▶ [Records for the exercise]:
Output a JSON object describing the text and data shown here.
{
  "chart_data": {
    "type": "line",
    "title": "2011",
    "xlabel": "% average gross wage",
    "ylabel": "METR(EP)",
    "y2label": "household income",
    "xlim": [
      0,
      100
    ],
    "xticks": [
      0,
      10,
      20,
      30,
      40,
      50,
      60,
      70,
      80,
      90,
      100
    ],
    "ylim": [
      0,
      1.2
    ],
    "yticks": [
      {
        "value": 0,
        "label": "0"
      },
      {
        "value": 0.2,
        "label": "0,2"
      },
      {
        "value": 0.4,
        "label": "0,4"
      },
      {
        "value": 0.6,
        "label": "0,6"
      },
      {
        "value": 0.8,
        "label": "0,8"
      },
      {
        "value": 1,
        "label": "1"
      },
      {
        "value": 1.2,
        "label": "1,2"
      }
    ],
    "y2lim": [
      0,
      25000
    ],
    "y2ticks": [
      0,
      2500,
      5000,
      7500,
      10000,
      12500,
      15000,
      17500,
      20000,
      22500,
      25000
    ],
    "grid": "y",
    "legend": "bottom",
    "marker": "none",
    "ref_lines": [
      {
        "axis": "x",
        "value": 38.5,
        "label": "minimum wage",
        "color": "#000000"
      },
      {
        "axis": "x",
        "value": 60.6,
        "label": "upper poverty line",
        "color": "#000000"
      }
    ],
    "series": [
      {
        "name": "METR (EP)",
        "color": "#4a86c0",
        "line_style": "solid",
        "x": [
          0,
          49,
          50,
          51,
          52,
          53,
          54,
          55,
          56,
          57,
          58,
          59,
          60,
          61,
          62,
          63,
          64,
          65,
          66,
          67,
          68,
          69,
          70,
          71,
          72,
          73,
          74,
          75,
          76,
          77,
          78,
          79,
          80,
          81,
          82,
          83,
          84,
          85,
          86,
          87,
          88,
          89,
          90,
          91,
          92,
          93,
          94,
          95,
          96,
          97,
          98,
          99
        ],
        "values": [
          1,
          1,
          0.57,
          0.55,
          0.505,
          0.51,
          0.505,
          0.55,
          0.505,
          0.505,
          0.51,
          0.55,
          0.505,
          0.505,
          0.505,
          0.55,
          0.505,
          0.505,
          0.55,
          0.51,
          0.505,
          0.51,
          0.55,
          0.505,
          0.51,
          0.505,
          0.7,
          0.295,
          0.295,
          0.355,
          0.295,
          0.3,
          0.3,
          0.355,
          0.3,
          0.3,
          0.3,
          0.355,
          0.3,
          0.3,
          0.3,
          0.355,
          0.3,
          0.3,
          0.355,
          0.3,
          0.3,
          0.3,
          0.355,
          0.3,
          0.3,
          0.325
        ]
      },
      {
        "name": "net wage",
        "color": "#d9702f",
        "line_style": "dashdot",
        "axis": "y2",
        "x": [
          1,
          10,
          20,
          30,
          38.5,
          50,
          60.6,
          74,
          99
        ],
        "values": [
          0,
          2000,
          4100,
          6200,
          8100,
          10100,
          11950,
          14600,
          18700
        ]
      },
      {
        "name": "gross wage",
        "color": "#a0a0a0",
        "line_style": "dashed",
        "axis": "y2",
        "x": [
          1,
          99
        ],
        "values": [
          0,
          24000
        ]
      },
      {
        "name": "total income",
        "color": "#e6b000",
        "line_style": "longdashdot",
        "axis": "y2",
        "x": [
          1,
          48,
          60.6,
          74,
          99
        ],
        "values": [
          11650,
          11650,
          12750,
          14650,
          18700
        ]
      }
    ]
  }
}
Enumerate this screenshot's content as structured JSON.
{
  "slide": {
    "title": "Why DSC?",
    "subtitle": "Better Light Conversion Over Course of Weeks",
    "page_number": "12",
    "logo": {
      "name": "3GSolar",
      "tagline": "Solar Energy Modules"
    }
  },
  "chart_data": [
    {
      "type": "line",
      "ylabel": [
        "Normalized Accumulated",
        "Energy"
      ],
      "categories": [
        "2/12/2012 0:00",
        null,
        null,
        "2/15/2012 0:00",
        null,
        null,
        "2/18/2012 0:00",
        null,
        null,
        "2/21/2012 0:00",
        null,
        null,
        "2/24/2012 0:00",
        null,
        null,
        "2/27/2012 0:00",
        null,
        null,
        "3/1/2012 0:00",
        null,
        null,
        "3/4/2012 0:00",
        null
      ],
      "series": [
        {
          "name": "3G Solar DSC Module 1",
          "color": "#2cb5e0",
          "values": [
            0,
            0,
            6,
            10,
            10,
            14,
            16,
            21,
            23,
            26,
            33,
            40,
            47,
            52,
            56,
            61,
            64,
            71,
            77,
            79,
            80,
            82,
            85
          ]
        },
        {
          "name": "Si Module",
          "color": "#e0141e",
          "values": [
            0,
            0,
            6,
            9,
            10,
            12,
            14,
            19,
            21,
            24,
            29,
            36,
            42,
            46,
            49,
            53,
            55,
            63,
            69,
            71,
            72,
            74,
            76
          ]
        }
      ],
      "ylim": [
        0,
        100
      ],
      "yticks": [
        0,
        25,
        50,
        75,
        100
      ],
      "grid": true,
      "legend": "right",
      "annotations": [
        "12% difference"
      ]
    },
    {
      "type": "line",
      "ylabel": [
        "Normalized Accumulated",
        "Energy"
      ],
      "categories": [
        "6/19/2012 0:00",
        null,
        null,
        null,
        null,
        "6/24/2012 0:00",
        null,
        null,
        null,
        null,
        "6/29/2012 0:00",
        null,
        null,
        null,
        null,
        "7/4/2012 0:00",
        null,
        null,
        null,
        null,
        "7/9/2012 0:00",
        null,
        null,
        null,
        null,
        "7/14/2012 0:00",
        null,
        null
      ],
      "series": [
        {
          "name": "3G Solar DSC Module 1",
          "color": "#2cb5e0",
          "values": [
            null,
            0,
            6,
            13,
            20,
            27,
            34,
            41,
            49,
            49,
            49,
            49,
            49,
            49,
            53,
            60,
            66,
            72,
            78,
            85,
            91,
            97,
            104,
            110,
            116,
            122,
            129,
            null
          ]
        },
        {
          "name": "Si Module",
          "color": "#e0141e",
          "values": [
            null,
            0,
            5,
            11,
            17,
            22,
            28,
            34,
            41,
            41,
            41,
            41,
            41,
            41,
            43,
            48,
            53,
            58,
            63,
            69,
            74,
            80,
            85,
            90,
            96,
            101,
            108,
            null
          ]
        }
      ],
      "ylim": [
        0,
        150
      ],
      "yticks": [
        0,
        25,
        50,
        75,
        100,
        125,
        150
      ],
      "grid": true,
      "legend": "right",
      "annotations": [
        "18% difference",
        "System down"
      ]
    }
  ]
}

▶ [Problem to work on]:
Repeat the entries exactly, all of them.

▶ [Full answer]:
Output a JSON object describing the text and data shown here.
{
  "chart_data": {
    "type": "line",
    "title": "2011",
    "xlabel": "% average gross wage",
    "ylabel": "METR(EP)",
    "y2label": "household income",
    "xlim": [
      0,
      100
    ],
    "xticks": [
      0,
      10,
      20,
      30,
      40,
      50,
      60,
      70,
      80,
      90,
      100
    ],
    "ylim": [
      0,
      1.2
    ],
    "yticks": [
      {
        "value": 0,
        "label": "0"
      },
      {
        "value": 0.2,
        "label": "0,2"
      },
      {
        "value": 0.4,
        "label": "0,4"
      },
      {
        "value": 0.6,
        "label": "0,6"
      },
      {
        "value": 0.8,
        "label": "0,8"
      },
      {
        "value": 1,
        "label": "1"
      },
      {
        "value": 1.2,
        "label": "1,2"
      }
    ],
    "y2lim": [
      0,
      25000
    ],
    "y2ticks": [
      0,
      2500,
      5000,
      7500,
      10000,
      12500,
      15000,
      17500,
      20000,
      22500,
      25000
    ],
    "grid": "y",
    "legend": "bottom",
    "marker": "none",
    "ref_lines": [
      {
        "axis": "x",
        "value": 38.5,
        "label": "minimum wage",
        "color": "#000000"
      },
      {
        "axis": "x",
        "value": 60.6,
        "label": "upper poverty line",
        "color": "#000000"
      }
    ],
    "series": [
      {
        "name": "METR (EP)",
        "color": "#4a86c0",
        "line_style": "solid",
        "x": [
          0,
          49,
          50,
          51,
          52,
          53,
          54,
          55,
          56,
          57,
          58,
          59,
          60,
          61,
          62,
          63,
          64,
          65,
          66,
          67,
          68,
          69,
          70,
          71,
          72,
          73,
          74,
          75,
          76,
          77,
          78,
          79,
          80,
          81,
          82,
          83,
          84,
          85,
          86,
          87,
          88,
          89,
          90,
          91,
          92,
          93,
          94,
          95,
          96,
          97,
          98,
          99
        ],
        "values": [
          1,
          1,
          0.57,
          0.55,
          0.505,
          0.51,
          0.505,
          0.55,
          0.505,
          0.505,
          0.51,
          0.55,
          0.505,
          0.505,
          0.505,
          0.55,
          0.505,
          0.505,
          0.55,
          0.51,
          0.505,
          0.51,
          0.55,
          0.505,
          0.51,
          0.505,
          0.7,
          0.295,
          0.295,
          0.355,
          0.295,
          0.3,
          0.3,
          0.355,
          0.3,
          0.3,
          0.3,
          0.355,
          0.3,
          0.3,
          0.3,
          0.355,
          0.3,
          0.3,
          0.355,
          0.3,
          0.3,
          0.3,
          0.355,
          0.3,
          0.3,
          0.325
        ]
      },
      {
        "name": "net wage",
        "color": "#d9702f",
        "line_style": "dashdot",
        "axis": "y2",
        "x": [
          1,
          10,
          20,
          30,
          38.5,
          50,
          60.6,
          74,
          99
        ],
        "values": [
          0,
          2000,
          4100,
          6200,
          8100,
          10100,
          11950,
          14600,
          18700
        ]
      },
      {
        "name": "gross wage",
        "color": "#a0a0a0",
        "line_style": "dashed",
        "axis": "y2",
        "x": [
          1,
          99
        ],
        "values": [
          0,
          24000
        ]
      },
      {
        "name": "total income",
        "color": "#e6b000",
        "line_style": "longdashdot",
        "axis": "y2",
        "x": [
          1,
          48,
          60.6,
          74,
          99
        ],
        "values": [
          11650,
          11650,
          12750,
          14650,
          18700
        ]
      }
    ]
  }
}
Enumerate this screenshot's content as structured JSON.
{
  "slide": {
    "title": "Why DSC?",
    "subtitle": "Better Light Conversion Over Course of Weeks",
    "page_number": "12",
    "logo": {
      "name": "3GSolar",
      "tagline": "Solar Energy Modules"
    }
  },
  "chart_data": [
    {
      "type": "line",
      "ylabel": [
        "Normalized Accumulated",
        "Energy"
      ],
      "categories": [
        "2/12/2012 0:00",
        null,
        null,
        "2/15/2012 0:00",
        null,
        null,
        "2/18/2012 0:00",
        null,
        null,
        "2/21/2012 0:00",
        null,
        null,
        "2/24/2012 0:00",
        null,
        null,
        "2/27/2012 0:00",
        null,
        null,
        "3/1/2012 0:00",
        null,
        null,
        "3/4/2012 0:00",
        null
      ],
      "series": [
        {
          "name": "3G Solar DSC Module 1",
          "color": "#2cb5e0",
          "values": [
            0,
            0,
            6,
            10,
            10,
            14,
            16,
            21,
            23,
            26,
            33,
            40,
            47,
            52,
            56,
            61,
            64,
            71,
            77,
            79,
            80,
            82,
            85
          ]
        },
        {
          "name": "Si Module",
          "color": "#e0141e",
          "values": [
            0,
            0,
            6,
            9,
            10,
            12,
            14,
            19,
            21,
            24,
            29,
            36,
            42,
            46,
            49,
            53,
            55,
            63,
            69,
            71,
            72,
            74,
            76
          ]
        }
      ],
      "ylim": [
        0,
        100
      ],
      "yticks": [
        0,
        25,
        50,
        75,
        100
      ],
      "grid": true,
      "legend": "right",
      "annotations": [
        "12% difference"
      ]
    },
    {
      "type": "line",
      "ylabel": [
        "Normalized Accumulated",
        "Energy"
      ],
      "categories": [
        "6/19/2012 0:00",
        null,
        null,
        null,
        null,
        "6/24/2012 0:00",
        null,
        null,
        null,
        null,
        "6/29/2012 0:00",
        null,
        null,
        null,
        null,
        "7/4/2012 0:00",
        null,
        null,
        null,
        null,
        "7/9/2012 0:00",
        null,
        null,
        null,
        null,
        "7/14/2012 0:00",
        null,
        null
      ],
      "series": [
        {
          "name": "3G Solar DSC Module 1",
          "color": "#2cb5e0",
          "values": [
            null,
            0,
            6,
            13,
            20,
            27,
            34,
            41,
            49,
            49,
            49,
            49,
            49,
            49,
            53,
            60,
            66,
            72,
            78,
            85,
            91,
            97,
            104,
            110,
            116,
            122,
            129,
            null
          ]
        },
        {
          "name": "Si Module",
          "color": "#e0141e",
          "values": [
            null,
            0,
            5,
            11,
            17,
            22,
            28,
            34,
            41,
            41,
            41,
            41,
            41,
            41,
            43,
            48,
            53,
            58,
            63,
            69,
            74,
            80,
            85,
            90,
            96,
            101,
            108,
            null
          ]
        }
      ],
      "ylim": [
        0,
        150
      ],
      "yticks": [
        0,
        25,
        50,
        75,
        100,
        125,
        150
      ],
      "grid": true,
      "legend": "right",
      "annotations": [
        "18% difference",
        "System down"
      ]
    }
  ]
}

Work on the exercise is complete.